* _Challenge_:
Render the lines of the listing between the line containing "word-creer: creer bbox=[269, 173, 283, 201]" and the line containing "word-rey: rey bbox=[310, 170, 344, 197]", inclusive, as a Markdown table with columns named Row and Line, leaving out blank lines.

* begin Material *

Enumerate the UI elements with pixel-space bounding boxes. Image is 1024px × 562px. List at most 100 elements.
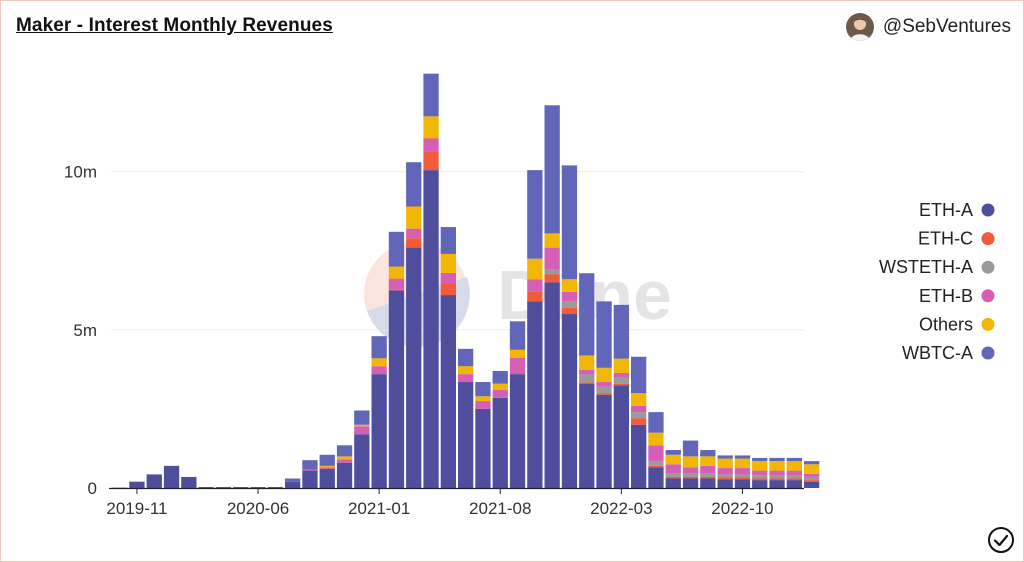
bar-segment-others[interactable] xyxy=(423,116,439,139)
bar-segment-wsteth-a[interactable] xyxy=(804,476,820,481)
bar-segment-eth-a[interactable] xyxy=(181,476,197,488)
bar-segment-eth-a[interactable] xyxy=(613,385,629,488)
bar-segment-others[interactable] xyxy=(544,233,560,248)
bar-segment-eth-a[interactable] xyxy=(665,478,681,488)
bar-segment-eth-a[interactable] xyxy=(354,434,370,488)
bar-segment-eth-a[interactable] xyxy=(198,487,214,488)
bar-segment-eth-c[interactable] xyxy=(786,478,802,481)
bar-segment-eth-a[interactable] xyxy=(544,282,560,488)
bar-segment-wbtc-a[interactable] xyxy=(458,348,474,367)
bar-segment-wsteth-a[interactable] xyxy=(648,461,664,466)
bar-segment-eth-b[interactable] xyxy=(440,272,456,284)
bar-segment-eth-c[interactable] xyxy=(596,393,612,395)
bar-segment-eth-b[interactable] xyxy=(804,473,820,477)
bar-segment-eth-c[interactable] xyxy=(388,289,405,291)
bar-segment-wsteth-a[interactable] xyxy=(544,269,560,275)
bar-segment-wbtc-a[interactable] xyxy=(509,321,526,350)
bar-segment-eth-a[interactable] xyxy=(336,462,353,488)
bar-segment-eth-b[interactable] xyxy=(682,467,699,474)
bar-segment-eth-c[interactable] xyxy=(423,151,439,171)
bar-segment-eth-a[interactable] xyxy=(267,487,283,488)
bar-segment-eth-a[interactable] xyxy=(561,314,578,488)
legend-item-eth-a[interactable]: ETH-A xyxy=(919,200,995,220)
bar-segment-eth-a[interactable] xyxy=(302,470,318,488)
bar-segment-others[interactable] xyxy=(613,358,629,373)
bar-segment-wbtc-a[interactable] xyxy=(440,227,456,254)
bar-segment-eth-c[interactable] xyxy=(631,418,647,425)
bar-segment-wbtc-a[interactable] xyxy=(596,301,612,368)
bar-segment-eth-c[interactable] xyxy=(682,476,699,479)
bar-segment-others[interactable] xyxy=(631,393,647,406)
bar-segment-eth-a[interactable] xyxy=(527,301,543,488)
bar-segment-others[interactable] xyxy=(734,458,751,469)
bar-segment-wbtc-a[interactable] xyxy=(700,450,716,457)
bar-segment-wbtc-a[interactable] xyxy=(769,457,785,462)
bar-segment-eth-b[interactable] xyxy=(458,374,474,383)
bar-segment-wsteth-a[interactable] xyxy=(613,377,629,384)
bar-segment-others[interactable] xyxy=(475,396,491,402)
bar-segment-eth-b[interactable] xyxy=(475,401,491,409)
bar-segment-eth-c[interactable] xyxy=(406,238,422,248)
bar-segment-eth-c[interactable] xyxy=(613,383,629,386)
bar-segment-wbtc-a[interactable] xyxy=(631,356,647,394)
bar-segment-eth-c[interactable] xyxy=(700,476,716,479)
bar-segment-wbtc-a[interactable] xyxy=(371,336,387,359)
bar-segment-wbtc-a[interactable] xyxy=(406,162,422,207)
bar-segment-wbtc-a[interactable] xyxy=(319,454,335,466)
bar-segment-wsteth-a[interactable] xyxy=(752,475,768,479)
bar-segment-eth-a[interactable] xyxy=(423,170,439,488)
bar-segment-wbtc-a[interactable] xyxy=(786,457,802,462)
bar-segment-others[interactable] xyxy=(579,355,595,370)
author-badge[interactable]: @SebVentures xyxy=(845,13,1011,41)
bar-segment-wbtc-a[interactable] xyxy=(682,440,699,457)
bar-segment-others[interactable] xyxy=(682,456,699,468)
bar-segment-wbtc-a[interactable] xyxy=(423,73,439,117)
bar-segment-wbtc-a[interactable] xyxy=(544,105,560,234)
bar-segment-others[interactable] xyxy=(440,253,456,273)
legend-item-eth-b[interactable]: ETH-B xyxy=(919,286,995,306)
bar-segment-others[interactable] xyxy=(769,461,785,471)
bar-segment-eth-c[interactable] xyxy=(648,465,664,468)
bar-segment-eth-a[interactable] xyxy=(509,374,526,488)
bar-segment-others[interactable] xyxy=(786,461,802,471)
bar-segment-eth-a[interactable] xyxy=(233,487,249,488)
bar-segment-eth-a[interactable] xyxy=(734,479,751,488)
bar-segment-wsteth-a[interactable] xyxy=(579,374,595,383)
bar-segment-others[interactable] xyxy=(648,432,664,446)
bar-segment-eth-b[interactable] xyxy=(631,405,647,413)
bar-segment-eth-b[interactable] xyxy=(613,372,629,378)
bar-segment-eth-b[interactable] xyxy=(752,470,768,476)
bar-segment-eth-c[interactable] xyxy=(752,478,768,481)
bar-segment-eth-b[interactable] xyxy=(388,278,405,290)
bar-segment-eth-a[interactable] xyxy=(285,481,301,488)
legend-item-wsteth-a[interactable]: WSTETH-A xyxy=(879,257,995,277)
bar-segment-eth-c[interactable] xyxy=(509,373,526,375)
bar-segment-eth-c[interactable] xyxy=(579,382,595,384)
bar-segment-eth-b[interactable] xyxy=(786,470,802,476)
bar-segment-wsteth-a[interactable] xyxy=(596,386,612,394)
bar-segment-wbtc-a[interactable] xyxy=(648,412,664,433)
bar-segment-wbtc-a[interactable] xyxy=(354,410,370,425)
bar-segment-wbtc-a[interactable] xyxy=(285,478,301,482)
bar-segment-others[interactable] xyxy=(458,366,474,375)
bar-segment-eth-a[interactable] xyxy=(804,481,820,488)
bar-segment-eth-b[interactable] xyxy=(406,228,422,239)
bar-segment-eth-a[interactable] xyxy=(475,408,491,488)
bar-segment-wsteth-a[interactable] xyxy=(734,474,751,478)
bar-segment-others[interactable] xyxy=(354,424,370,427)
bar-segment-others[interactable] xyxy=(509,349,526,358)
bar-segment-others[interactable] xyxy=(336,456,353,460)
bar-segment-wsteth-a[interactable] xyxy=(631,412,647,419)
bar-segment-wsteth-a[interactable] xyxy=(717,474,733,478)
bar-segment-wbtc-a[interactable] xyxy=(804,461,820,465)
bar-segment-wbtc-a[interactable] xyxy=(336,445,353,457)
bar-segment-others[interactable] xyxy=(596,367,612,383)
page-title[interactable]: Maker - Interest Monthly Revenues xyxy=(16,15,333,36)
bar-segment-eth-b[interactable] xyxy=(509,357,526,374)
bar-segment-eth-b[interactable] xyxy=(769,470,785,476)
bar-segment-eth-b[interactable] xyxy=(561,291,578,302)
bar-segment-wsteth-a[interactable] xyxy=(665,473,681,477)
bar-segment-eth-b[interactable] xyxy=(319,467,335,470)
bar-segment-eth-a[interactable] xyxy=(700,478,716,488)
bar-segment-wbtc-a[interactable] xyxy=(665,450,681,455)
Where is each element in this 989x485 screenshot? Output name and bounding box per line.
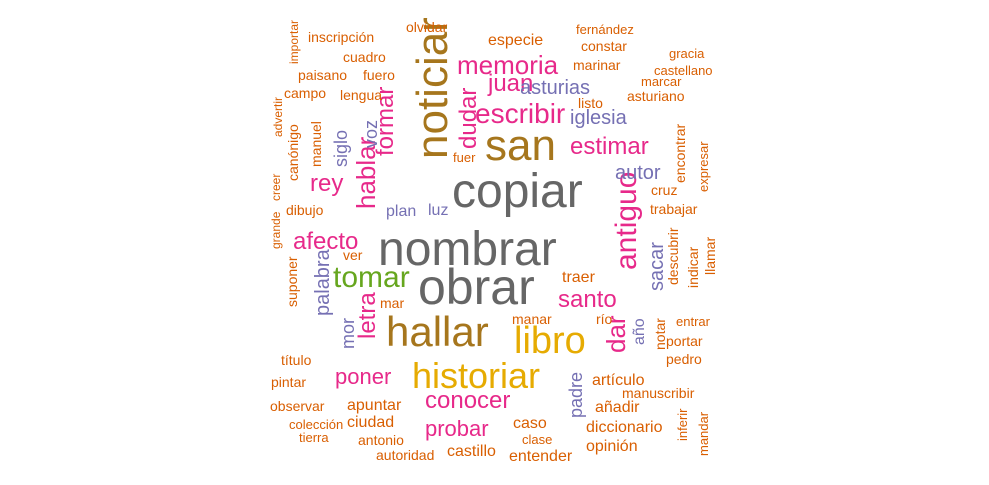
word-creer: creer bbox=[269, 173, 283, 201]
word-gracia: gracia bbox=[669, 46, 705, 61]
word-año: año bbox=[631, 318, 648, 345]
word-título: título bbox=[281, 352, 312, 368]
word-plan: plan bbox=[386, 203, 417, 220]
word-nombrar: nombrar bbox=[378, 223, 557, 276]
word-descubrir: descubrir bbox=[665, 227, 681, 285]
word-observar: observar bbox=[270, 398, 325, 414]
word-rey: rey bbox=[310, 170, 344, 197]
word-olvidar: olvidar bbox=[406, 19, 448, 35]
word-notar: notar bbox=[652, 318, 668, 350]
word-libro: libro bbox=[514, 320, 586, 362]
word-manar: manar bbox=[512, 311, 552, 327]
word-fuero: fuero bbox=[363, 67, 395, 83]
word-afecto: afecto bbox=[293, 228, 359, 255]
word-copiar: copiar bbox=[452, 165, 583, 218]
word-portar: portar bbox=[666, 333, 703, 349]
word-cuadro: cuadro bbox=[343, 49, 386, 65]
word-río: río bbox=[596, 311, 613, 327]
word-antonio: antonio bbox=[358, 432, 404, 448]
word-autoridad: autoridad bbox=[376, 447, 435, 463]
word-palabra: palabra bbox=[312, 249, 334, 316]
word-encontrar: encontrar bbox=[672, 123, 688, 183]
word-cruz: cruz bbox=[651, 182, 678, 198]
word-llamar: llamar bbox=[702, 236, 718, 275]
word-constar: constar bbox=[581, 38, 627, 54]
word-poner: poner bbox=[335, 364, 392, 389]
word-antiguo: antiguo bbox=[610, 171, 643, 270]
word-fuer: fuer bbox=[453, 150, 476, 165]
word-noticiar: noticiar bbox=[408, 17, 457, 159]
word-entender: entender bbox=[509, 448, 573, 465]
word-sacar: sacar bbox=[646, 242, 668, 291]
word-mor: mor bbox=[338, 318, 358, 349]
word-asturiano: asturiano bbox=[627, 88, 685, 104]
word-manuel: manuel bbox=[308, 121, 324, 167]
word-pedro: pedro bbox=[666, 351, 702, 367]
word-trabajar: trabajar bbox=[650, 201, 698, 217]
word-santo: santo bbox=[558, 286, 617, 313]
word-grande: grande bbox=[269, 211, 283, 249]
word-obrar: obrar bbox=[418, 259, 535, 315]
word-fernández: fernández bbox=[576, 22, 634, 37]
word-siglo: siglo bbox=[331, 129, 351, 167]
word-hallar: hallar bbox=[386, 308, 489, 355]
word-marinar: marinar bbox=[573, 57, 621, 73]
word-entrar: entrar bbox=[676, 314, 710, 329]
word-asturias: asturias bbox=[520, 77, 591, 99]
word-advertir: advertir bbox=[271, 96, 285, 137]
word-juan: juan bbox=[488, 70, 534, 97]
word-colección: colección bbox=[289, 417, 344, 432]
word-historiar: historiar bbox=[412, 355, 541, 396]
word-inferir: inferir bbox=[675, 408, 690, 441]
word-tomar: tomar bbox=[333, 261, 410, 294]
word-suponer: suponer bbox=[284, 256, 300, 307]
word-diccionario: diccionario bbox=[586, 419, 663, 436]
word-dibujo: dibujo bbox=[286, 202, 324, 218]
word-tierra: tierra bbox=[299, 430, 329, 445]
word-traer: traer bbox=[562, 269, 595, 286]
word-castellano: castellano bbox=[654, 63, 713, 78]
word-san: san bbox=[485, 121, 556, 170]
word-apuntar: apuntar bbox=[347, 397, 402, 414]
word-inscripción: inscripción bbox=[308, 29, 375, 45]
word-conocer: conocer bbox=[425, 387, 511, 414]
word-clase: clase bbox=[522, 432, 553, 447]
word-memoria: memoria bbox=[457, 50, 559, 80]
word-voz: voz bbox=[361, 119, 381, 148]
word-campo: campo bbox=[284, 85, 327, 101]
word-opinión: opinión bbox=[586, 438, 638, 455]
word-expresar: expresar bbox=[696, 141, 711, 192]
word-padre: padre bbox=[566, 371, 586, 418]
word-castillo: castillo bbox=[447, 443, 496, 460]
word-manuscribir: manuscribir bbox=[622, 385, 695, 401]
word-marcar: marcar bbox=[641, 74, 682, 89]
word-mar: mar bbox=[380, 295, 405, 311]
word-importar: importar bbox=[287, 19, 301, 64]
word-especie: especie bbox=[488, 32, 544, 49]
word-paisano: paisano bbox=[298, 67, 348, 83]
word-pintar: pintar bbox=[271, 374, 307, 390]
word-listo: listo bbox=[578, 95, 603, 111]
word-caso: caso bbox=[513, 415, 547, 432]
word-lengua: lengua bbox=[340, 87, 383, 103]
word-indicar: indicar bbox=[685, 246, 701, 288]
word-letra: letra bbox=[354, 292, 381, 339]
word-estimar: estimar bbox=[570, 133, 649, 160]
word-iglesia: iglesia bbox=[570, 107, 627, 129]
word-mandar: mandar bbox=[696, 411, 711, 456]
word-probar: probar bbox=[425, 416, 489, 441]
word-artículo: artículo bbox=[592, 372, 645, 389]
word-luz: luz bbox=[428, 202, 449, 219]
word-autor: autor bbox=[615, 162, 661, 184]
word-dudar: dudar bbox=[455, 87, 482, 149]
word-ciudad: ciudad bbox=[347, 414, 395, 431]
word-añadir: añadir bbox=[595, 399, 640, 416]
word-canónigo: canónigo bbox=[285, 124, 301, 181]
word-ver: ver bbox=[343, 247, 363, 263]
word-escribir: escribir bbox=[475, 98, 566, 129]
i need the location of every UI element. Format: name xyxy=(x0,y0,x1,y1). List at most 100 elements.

* end Material *

* _Exercise solution_:
| Row | Line |
|---|---|
| 1 | word-creer: creer bbox=[269, 173, 283, 201] |
| 2 | word-gracia: gracia bbox=[669, 46, 705, 61] |
| 3 | word-año: año bbox=[631, 318, 648, 345] |
| 4 | word-título: título bbox=[281, 352, 312, 368] |
| 5 | word-plan: plan bbox=[386, 203, 417, 220] |
| 6 | word-nombrar: nombrar bbox=[378, 223, 557, 276] |
| 7 | word-descubrir: descubrir bbox=[665, 227, 681, 285] |
| 8 | word-observar: observar bbox=[270, 398, 325, 414] |
| 9 | word-rey: rey bbox=[310, 170, 344, 197] |